WHAT TO WORK ON: Any picture among the records should be left out, please; retype the rest exactly.

——

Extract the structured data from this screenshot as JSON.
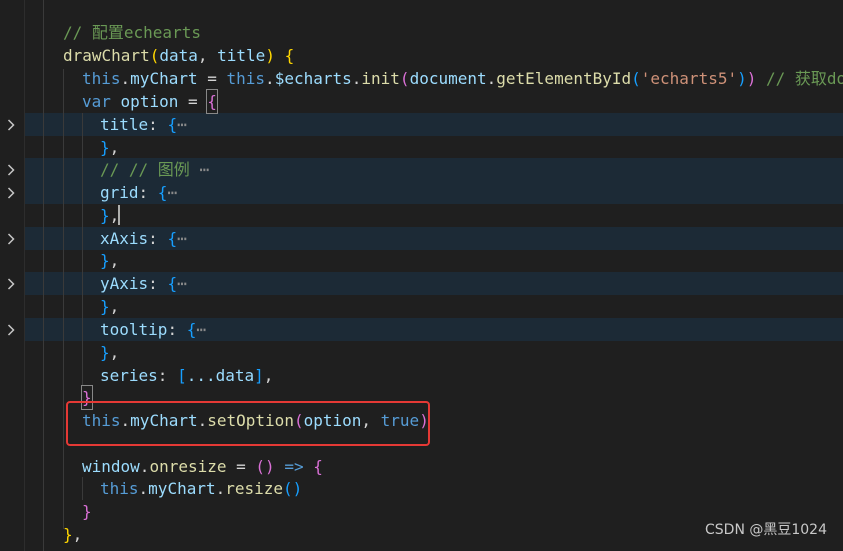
{
  "editor": {
    "comment_config": "// 配置echearts",
    "method_name": "drawChart",
    "param_data": "data",
    "param_title": "title",
    "kw_this": "this",
    "prop_myChart": "myChart",
    "prop_echarts": "$echarts",
    "fn_init": "init",
    "obj_document": "document",
    "fn_getElementById": "getElementById",
    "str_id": "'echarts5'",
    "comment_dom": "// 获取dom",
    "kw_var": "var",
    "var_option": "option",
    "key_title": "title",
    "comment_legend": "// // 图例",
    "key_grid": "grid",
    "key_xAxis": "xAxis",
    "key_yAxis": "yAxis",
    "key_tooltip": "tooltip",
    "key_series": "series",
    "spread_data": "...data",
    "fn_setOption": "setOption",
    "kw_true": "true",
    "obj_window": "window",
    "prop_onresize": "onresize",
    "fn_resize": "resize",
    "fold_ellipsis": "⋯"
  },
  "watermark": "CSDN @黑豆1024",
  "colors": {
    "background": "#1f1f1f",
    "folded_line_bg": "#1c2a36",
    "highlight_box": "#e53935",
    "comment": "#6a9955",
    "function": "#dcdcaa",
    "variable": "#9cdcfe",
    "keyword": "#569cd6",
    "string": "#ce9178"
  }
}
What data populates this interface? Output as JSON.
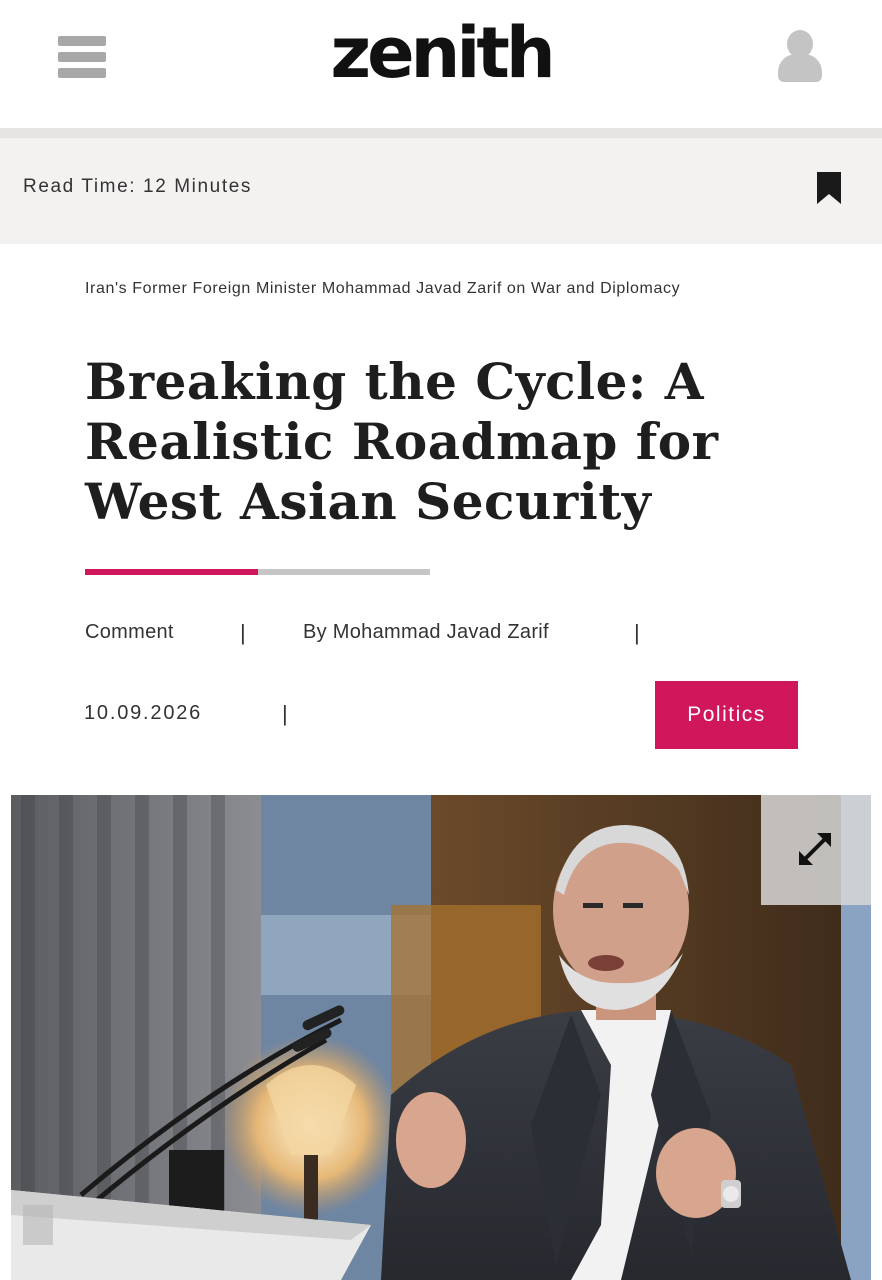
{
  "header": {
    "logo_text": "zenith",
    "menu_icon": "hamburger-menu-icon",
    "account_icon": "user-icon"
  },
  "info_bar": {
    "read_time": "Read Time: 12 Minutes",
    "bookmark_icon": "bookmark-icon"
  },
  "article": {
    "kicker": "Iran's Former Foreign Minister Mohammad Javad Zarif on War and Diplomacy",
    "title": "Breaking the Cycle: A Realistic Roadmap for West Asian Security",
    "reading_progress": 0.5,
    "type": "Comment",
    "author": "By Mohammad Javad Zarif",
    "separator": "|",
    "date": "10.09.2026",
    "category": "Politics"
  },
  "hero": {
    "expand_icon": "expand-icon"
  },
  "colors": {
    "accent": "#d0175b",
    "progress_track": "#c6c6c6",
    "info_bar_bg": "#f3f2f1"
  }
}
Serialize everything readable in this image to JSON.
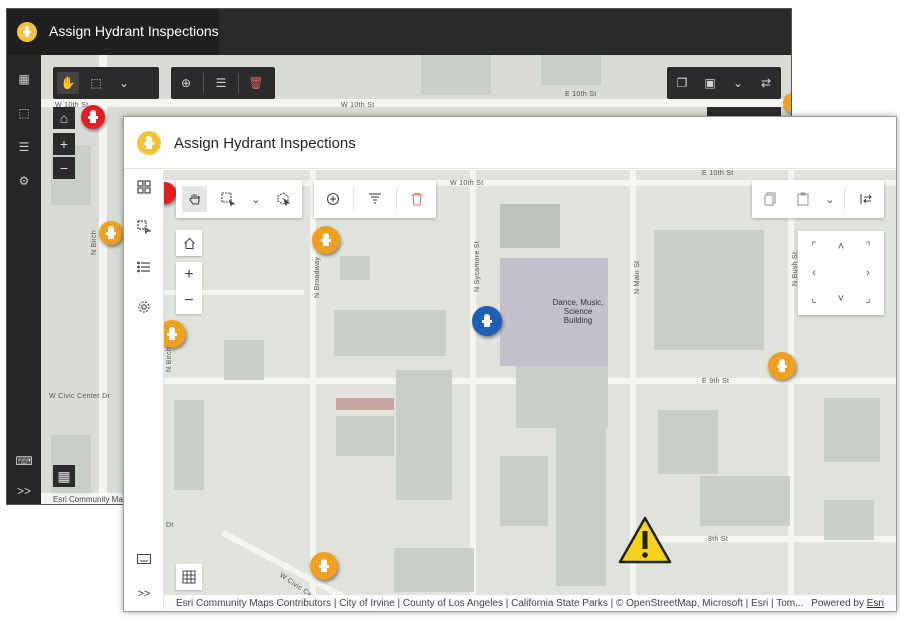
{
  "app": {
    "title": "Assign Hydrant Inspections",
    "logo_icon": "hydrant-logo-icon",
    "accent_color": "#f0c43c"
  },
  "back_window": {
    "title": "Assign Hydrant Inspections",
    "streets": [
      "W 10th St",
      "W 10th St",
      "E 10th St",
      "N Birch",
      "W Civic Center Dr"
    ],
    "attribution": "Esri Community Ma",
    "zoom_in": "+",
    "zoom_out": "−",
    "expand_label": ">>"
  },
  "front_window": {
    "sidebar": {
      "items": [
        {
          "icon": "layer-list-icon"
        },
        {
          "icon": "select-tool-icon"
        },
        {
          "icon": "list-icon"
        },
        {
          "icon": "settings-icon"
        }
      ],
      "keyboard_icon": "keyboard-icon",
      "expand_label": ">>"
    },
    "toolbar": {
      "tools": [
        "pan-tool-icon",
        "rectangle-select-icon",
        "chevron-down-icon",
        "lasso-select-icon"
      ],
      "actions": [
        "add-icon",
        "filter-icon",
        "delete-icon"
      ],
      "right_tools": [
        "copy-icon",
        "paste-icon",
        "chevron-down-icon",
        "swap-icon"
      ]
    },
    "zoom": {
      "in": "+",
      "out": "−"
    },
    "map": {
      "streets": [
        "W 10th St",
        "E 10th St",
        "N Broadway",
        "N Sycamore St",
        "N Main St",
        "N Bush St",
        "E 9th St",
        "8th St",
        "W Civic Center",
        "Dr",
        "N Birch"
      ],
      "building_label": "Dance, Music,\nScience\nBuilding"
    },
    "attribution": "Esri Community Maps Contributors | City of Irvine | County of Los Angeles | California State Parks | © OpenStreetMap, Microsoft | Esri | Tom...",
    "powered_by": "Powered by",
    "powered_by_link": "Esri"
  },
  "colors": {
    "hydrant_orange": "#f0a020",
    "hydrant_red": "#e02020",
    "hydrant_blue": "#1d5fb3",
    "warning_yellow": "#f5d21e"
  }
}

——

REPLY TO THE EXERCISE:
Extract the structured data from this screenshot as JSON.
{
  "editor": {
    "comment_config": "// 配置echearts",
    "method_name": "drawChart",
    "param_data": "data",
    "param_title": "title",
    "kw_this": "this",
    "prop_myChart": "myChart",
    "prop_echarts": "$echarts",
    "fn_init": "init",
    "obj_document": "document",
    "fn_getElementById": "getElementById",
    "str_id": "'echarts5'",
    "comment_dom": "// 获取dom",
    "kw_var": "var",
    "var_option": "option",
    "key_title": "title",
    "comment_legend": "// // 图例",
    "key_grid": "grid",
    "key_xAxis": "xAxis",
    "key_yAxis": "yAxis",
    "key_tooltip": "tooltip",
    "key_series": "series",
    "spread_data": "...data",
    "fn_setOption": "setOption",
    "kw_true": "true",
    "obj_window": "window",
    "prop_onresize": "onresize",
    "fn_resize": "resize",
    "fold_ellipsis": "⋯"
  },
  "watermark": "CSDN @黑豆1024",
  "colors": {
    "background": "#1f1f1f",
    "folded_line_bg": "#1c2a36",
    "highlight_box": "#e53935",
    "comment": "#6a9955",
    "function": "#dcdcaa",
    "variable": "#9cdcfe",
    "keyword": "#569cd6",
    "string": "#ce9178"
  }
}
What data populates this interface? Output as JSON.
{
  "header": {
    "logo_text": "zenith",
    "menu_icon": "hamburger-menu-icon",
    "account_icon": "user-icon"
  },
  "info_bar": {
    "read_time": "Read Time: 12 Minutes",
    "bookmark_icon": "bookmark-icon"
  },
  "article": {
    "kicker": "Iran's Former Foreign Minister Mohammad Javad Zarif on War and Diplomacy",
    "title": "Breaking the Cycle: A Realistic Roadmap for West Asian Security",
    "reading_progress": 0.5,
    "type": "Comment",
    "author": "By Mohammad Javad Zarif",
    "separator": "|",
    "date": "10.09.2026",
    "category": "Politics"
  },
  "hero": {
    "expand_icon": "expand-icon"
  },
  "colors": {
    "accent": "#d0175b",
    "progress_track": "#c6c6c6",
    "info_bar_bg": "#f3f2f1"
  }
}
Serialize everything readable in this image to JSON.
{
  "app": {
    "title": "Assign Hydrant Inspections",
    "logo_icon": "hydrant-logo-icon",
    "accent_color": "#f0c43c"
  },
  "back_window": {
    "title": "Assign Hydrant Inspections",
    "streets": [
      "W 10th St",
      "W 10th St",
      "E 10th St",
      "N Birch",
      "W Civic Center Dr"
    ],
    "attribution": "Esri Community Ma",
    "zoom_in": "+",
    "zoom_out": "−",
    "expand_label": ">>"
  },
  "front_window": {
    "sidebar": {
      "items": [
        {
          "icon": "layer-list-icon"
        },
        {
          "icon": "select-tool-icon"
        },
        {
          "icon": "list-icon"
        },
        {
          "icon": "settings-icon"
        }
      ],
      "keyboard_icon": "keyboard-icon",
      "expand_label": ">>"
    },
    "toolbar": {
      "tools": [
        "pan-tool-icon",
        "rectangle-select-icon",
        "chevron-down-icon",
        "lasso-select-icon"
      ],
      "actions": [
        "add-icon",
        "filter-icon",
        "delete-icon"
      ],
      "right_tools": [
        "copy-icon",
        "paste-icon",
        "chevron-down-icon",
        "swap-icon"
      ]
    },
    "zoom": {
      "in": "+",
      "out": "−"
    },
    "map": {
      "streets": [
        "W 10th St",
        "E 10th St",
        "N Broadway",
        "N Sycamore St",
        "N Main St",
        "N Bush St",
        "E 9th St",
        "8th St",
        "W Civic Center",
        "Dr",
        "N Birch"
      ],
      "building_label": "Dance, Music,\nScience\nBuilding"
    },
    "attribution": "Esri Community Maps Contributors | City of Irvine | County of Los Angeles | California State Parks | © OpenStreetMap, Microsoft | Esri | Tom...",
    "powered_by": "Powered by",
    "powered_by_link": "Esri"
  },
  "colors": {
    "hydrant_orange": "#f0a020",
    "hydrant_red": "#e02020",
    "hydrant_blue": "#1d5fb3",
    "warning_yellow": "#f5d21e"
  }
}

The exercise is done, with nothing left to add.